■ Task objective: Write the data out again exactly, with no pictures.

■ Material to process:
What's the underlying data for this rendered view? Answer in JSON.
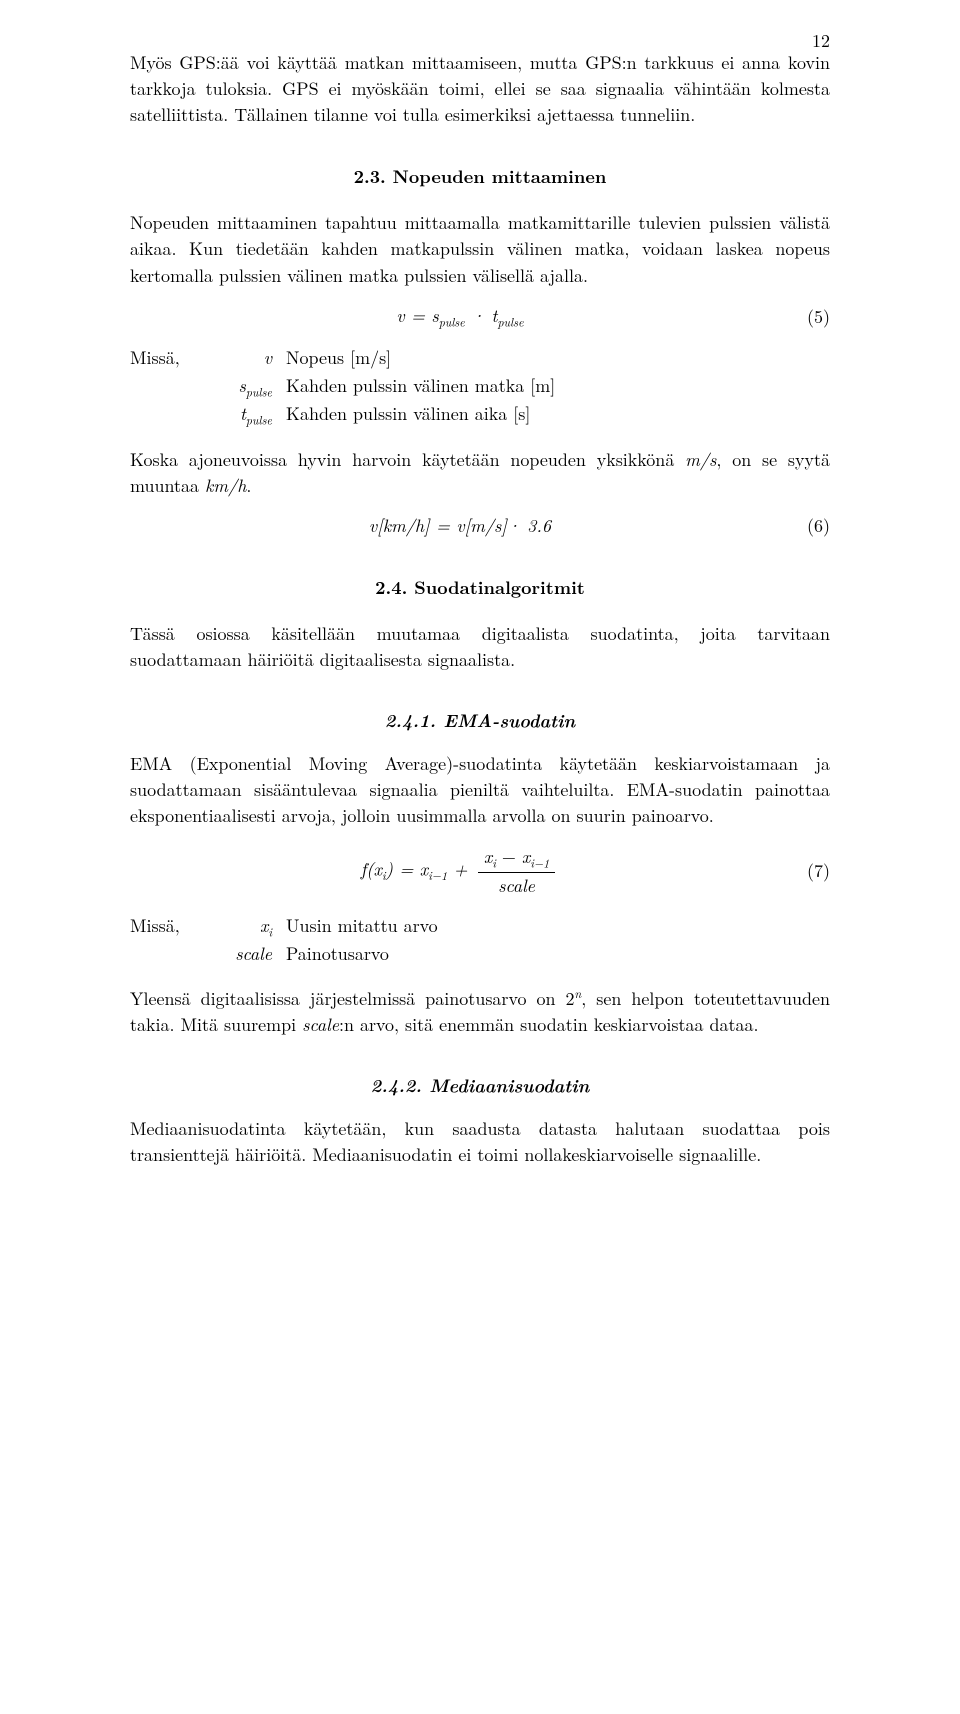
{
  "page_number": "12",
  "para1": "Myös GPS:ää voi käyttää matkan mittaamiseen, mutta GPS:n tarkkuus ei anna kovin tarkkoja tuloksia. GPS ei myöskään toimi, ellei se saa signaalia vähintään kolmesta satelliittista. Tällainen tilanne voi tulla esimerkiksi ajettaessa tunneliin.",
  "sec23_title": "2.3. Nopeuden mittaaminen",
  "sec23_p1": "Nopeuden mittaaminen tapahtuu mittaamalla matkamittarille tulevien pulssien välistä aikaa. Kun tiedetään kahden matkapulssin välinen matka, voidaan laskea nopeus kertomalla pulssien välinen matka pulssien välisellä ajalla.",
  "eq5": {
    "lhs_var": "v",
    "eq": "=",
    "t1_var": "s",
    "t1_sub": "pulse",
    "dot": "·",
    "t2_var": "t",
    "t2_sub": "pulse",
    "num": "(5)"
  },
  "where5": {
    "label": "Missä,",
    "rows": [
      {
        "sym": "v",
        "sub": "",
        "desc": "Nopeus [m/s]"
      },
      {
        "sym": "s",
        "sub": "pulse",
        "desc": "Kahden pulssin välinen matka [m]"
      },
      {
        "sym": "t",
        "sub": "pulse",
        "desc": "Kahden pulssin välinen aika [s]"
      }
    ]
  },
  "sec23_p2_a": "Koska ajoneuvoissa hyvin harvoin käytetään nopeuden yksikkönä ",
  "sec23_p2_unit1": "m/s",
  "sec23_p2_b": ", on se syytä muuntaa ",
  "sec23_p2_unit2": "km/h",
  "sec23_p2_c": ".",
  "eq6": {
    "lhs": "v[km/h] = v[m/s]· 3.6",
    "num": "(6)"
  },
  "sec24_title": "2.4. Suodatinalgoritmit",
  "sec24_p1": "Tässä osiossa käsitellään muutamaa digitaalista suodatinta, joita tarvitaan suodattamaan häiriöitä digitaalisesta signaalista.",
  "sec241_title": "2.4.1. EMA-suodatin",
  "sec241_p1": "EMA (Exponential Moving Average)-suodatinta käytetään keskiarvoistamaan ja suodattamaan sisääntulevaa signaalia pieniltä vaihteluilta. EMA-suodatin painottaa eksponentiaalisesti arvoja, jolloin uusimmalla arvolla on suurin painoarvo.",
  "eq7": {
    "f": "f",
    "lp": "(",
    "x": "x",
    "i": "i",
    "rp": ")",
    "eq": " = ",
    "xi1_x": "x",
    "xi1_i": "i−1",
    "plus": " + ",
    "num_a": "x",
    "num_ai": "i",
    "num_minus": " − ",
    "num_b": "x",
    "num_bi": "i−1",
    "den": "scale",
    "number": "(7)"
  },
  "where7": {
    "label": "Missä,",
    "rows": [
      {
        "sym": "x",
        "sub": "i",
        "desc": "Uusin mitattu arvo"
      },
      {
        "sym": "scale",
        "sub": "",
        "desc": "Painotusarvo"
      }
    ]
  },
  "sec241_p2_a": "Yleensä digitaalisissa järjestelmissä painotusarvo on 2",
  "sec241_p2_sup": "n",
  "sec241_p2_b": ", sen helpon toteutettavuuden takia. Mitä suurempi ",
  "sec241_p2_scale": "scale",
  "sec241_p2_c": ":n arvo, sitä enemmän suodatin keskiarvoistaa dataa.",
  "sec242_title": "2.4.2. Mediaanisuodatin",
  "sec242_p1": "Mediaanisuodatinta käytetään, kun saadusta datasta halutaan suodattaa pois transienttejä häiriöitä. Mediaanisuodatin ei toimi nollakeskiarvoiselle signaalille."
}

■ Right answer:
What's the underlying data for this rendered view? Answer in JSON.
{
  "page_number": "12",
  "para1": "Myös GPS:ää voi käyttää matkan mittaamiseen, mutta GPS:n tarkkuus ei anna kovin tarkkoja tuloksia. GPS ei myöskään toimi, ellei se saa signaalia vähintään kolmesta satelliittista. Tällainen tilanne voi tulla esimerkiksi ajettaessa tunneliin.",
  "sec23_title": "2.3. Nopeuden mittaaminen",
  "sec23_p1": "Nopeuden mittaaminen tapahtuu mittaamalla matkamittarille tulevien pulssien välistä aikaa. Kun tiedetään kahden matkapulssin välinen matka, voidaan laskea nopeus kertomalla pulssien välinen matka pulssien välisellä ajalla.",
  "eq5": {
    "lhs_var": "v",
    "eq": "=",
    "t1_var": "s",
    "t1_sub": "pulse",
    "dot": "·",
    "t2_var": "t",
    "t2_sub": "pulse",
    "num": "(5)"
  },
  "where5": {
    "label": "Missä,",
    "rows": [
      {
        "sym": "v",
        "sub": "",
        "desc": "Nopeus [m/s]"
      },
      {
        "sym": "s",
        "sub": "pulse",
        "desc": "Kahden pulssin välinen matka [m]"
      },
      {
        "sym": "t",
        "sub": "pulse",
        "desc": "Kahden pulssin välinen aika [s]"
      }
    ]
  },
  "sec23_p2_a": "Koska ajoneuvoissa hyvin harvoin käytetään nopeuden yksikkönä ",
  "sec23_p2_unit1": "m/s",
  "sec23_p2_b": ", on se syytä muuntaa ",
  "sec23_p2_unit2": "km/h",
  "sec23_p2_c": ".",
  "eq6": {
    "lhs": "v[km/h] = v[m/s]· 3.6",
    "num": "(6)"
  },
  "sec24_title": "2.4. Suodatinalgoritmit",
  "sec24_p1": "Tässä osiossa käsitellään muutamaa digitaalista suodatinta, joita tarvitaan suodattamaan häiriöitä digitaalisesta signaalista.",
  "sec241_title": "2.4.1. EMA-suodatin",
  "sec241_p1": "EMA (Exponential Moving Average)-suodatinta käytetään keskiarvoistamaan ja suodattamaan sisääntulevaa signaalia pieniltä vaihteluilta. EMA-suodatin painottaa eksponentiaalisesti arvoja, jolloin uusimmalla arvolla on suurin painoarvo.",
  "eq7": {
    "f": "f",
    "lp": "(",
    "x": "x",
    "i": "i",
    "rp": ")",
    "eq": " = ",
    "xi1_x": "x",
    "xi1_i": "i−1",
    "plus": " + ",
    "num_a": "x",
    "num_ai": "i",
    "num_minus": " − ",
    "num_b": "x",
    "num_bi": "i−1",
    "den": "scale",
    "number": "(7)"
  },
  "where7": {
    "label": "Missä,",
    "rows": [
      {
        "sym": "x",
        "sub": "i",
        "desc": "Uusin mitattu arvo"
      },
      {
        "sym": "scale",
        "sub": "",
        "desc": "Painotusarvo"
      }
    ]
  },
  "sec241_p2_a": "Yleensä digitaalisissa järjestelmissä painotusarvo on 2",
  "sec241_p2_sup": "n",
  "sec241_p2_b": ", sen helpon toteutettavuuden takia. Mitä suurempi ",
  "sec241_p2_scale": "scale",
  "sec241_p2_c": ":n arvo, sitä enemmän suodatin keskiarvoistaa dataa.",
  "sec242_title": "2.4.2. Mediaanisuodatin",
  "sec242_p1": "Mediaanisuodatinta käytetään, kun saadusta datasta halutaan suodattaa pois transienttejä häiriöitä. Mediaanisuodatin ei toimi nollakeskiarvoiselle signaalille."
}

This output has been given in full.